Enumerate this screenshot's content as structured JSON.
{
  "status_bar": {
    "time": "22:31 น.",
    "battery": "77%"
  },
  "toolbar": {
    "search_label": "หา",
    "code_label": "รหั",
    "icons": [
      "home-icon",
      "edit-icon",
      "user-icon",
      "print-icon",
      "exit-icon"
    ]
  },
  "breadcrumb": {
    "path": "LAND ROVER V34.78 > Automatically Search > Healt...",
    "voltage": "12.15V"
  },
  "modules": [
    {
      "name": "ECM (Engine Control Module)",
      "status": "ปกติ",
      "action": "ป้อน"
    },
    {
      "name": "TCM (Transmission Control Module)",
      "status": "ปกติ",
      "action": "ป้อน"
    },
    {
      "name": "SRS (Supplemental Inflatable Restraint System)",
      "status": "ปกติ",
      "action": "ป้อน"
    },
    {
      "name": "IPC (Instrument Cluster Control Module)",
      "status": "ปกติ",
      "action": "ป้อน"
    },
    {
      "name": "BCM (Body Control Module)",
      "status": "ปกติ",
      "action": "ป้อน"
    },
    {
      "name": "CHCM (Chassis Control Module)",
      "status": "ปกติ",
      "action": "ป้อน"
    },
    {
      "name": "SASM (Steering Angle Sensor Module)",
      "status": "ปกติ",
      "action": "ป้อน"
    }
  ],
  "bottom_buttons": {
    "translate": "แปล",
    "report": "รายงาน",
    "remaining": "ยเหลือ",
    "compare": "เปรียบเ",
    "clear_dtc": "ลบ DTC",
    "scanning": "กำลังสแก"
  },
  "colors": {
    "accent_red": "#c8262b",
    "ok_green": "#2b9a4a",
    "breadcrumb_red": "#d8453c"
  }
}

What you need to do ▸ Everything in the listing above should be restated exactly.

Finished answer ▸
Enumerate this screenshot's content as structured JSON.
{
  "status_bar": {
    "time": "22:31 น.",
    "battery": "77%"
  },
  "toolbar": {
    "search_label": "หา",
    "code_label": "รหั",
    "icons": [
      "home-icon",
      "edit-icon",
      "user-icon",
      "print-icon",
      "exit-icon"
    ]
  },
  "breadcrumb": {
    "path": "LAND ROVER V34.78 > Automatically Search > Healt...",
    "voltage": "12.15V"
  },
  "modules": [
    {
      "name": "ECM (Engine Control Module)",
      "status": "ปกติ",
      "action": "ป้อน"
    },
    {
      "name": "TCM (Transmission Control Module)",
      "status": "ปกติ",
      "action": "ป้อน"
    },
    {
      "name": "SRS (Supplemental Inflatable Restraint System)",
      "status": "ปกติ",
      "action": "ป้อน"
    },
    {
      "name": "IPC (Instrument Cluster Control Module)",
      "status": "ปกติ",
      "action": "ป้อน"
    },
    {
      "name": "BCM (Body Control Module)",
      "status": "ปกติ",
      "action": "ป้อน"
    },
    {
      "name": "CHCM (Chassis Control Module)",
      "status": "ปกติ",
      "action": "ป้อน"
    },
    {
      "name": "SASM (Steering Angle Sensor Module)",
      "status": "ปกติ",
      "action": "ป้อน"
    }
  ],
  "bottom_buttons": {
    "translate": "แปล",
    "report": "รายงาน",
    "remaining": "ยเหลือ",
    "compare": "เปรียบเ",
    "clear_dtc": "ลบ DTC",
    "scanning": "กำลังสแก"
  },
  "colors": {
    "accent_red": "#c8262b",
    "ok_green": "#2b9a4a",
    "breadcrumb_red": "#d8453c"
  }
}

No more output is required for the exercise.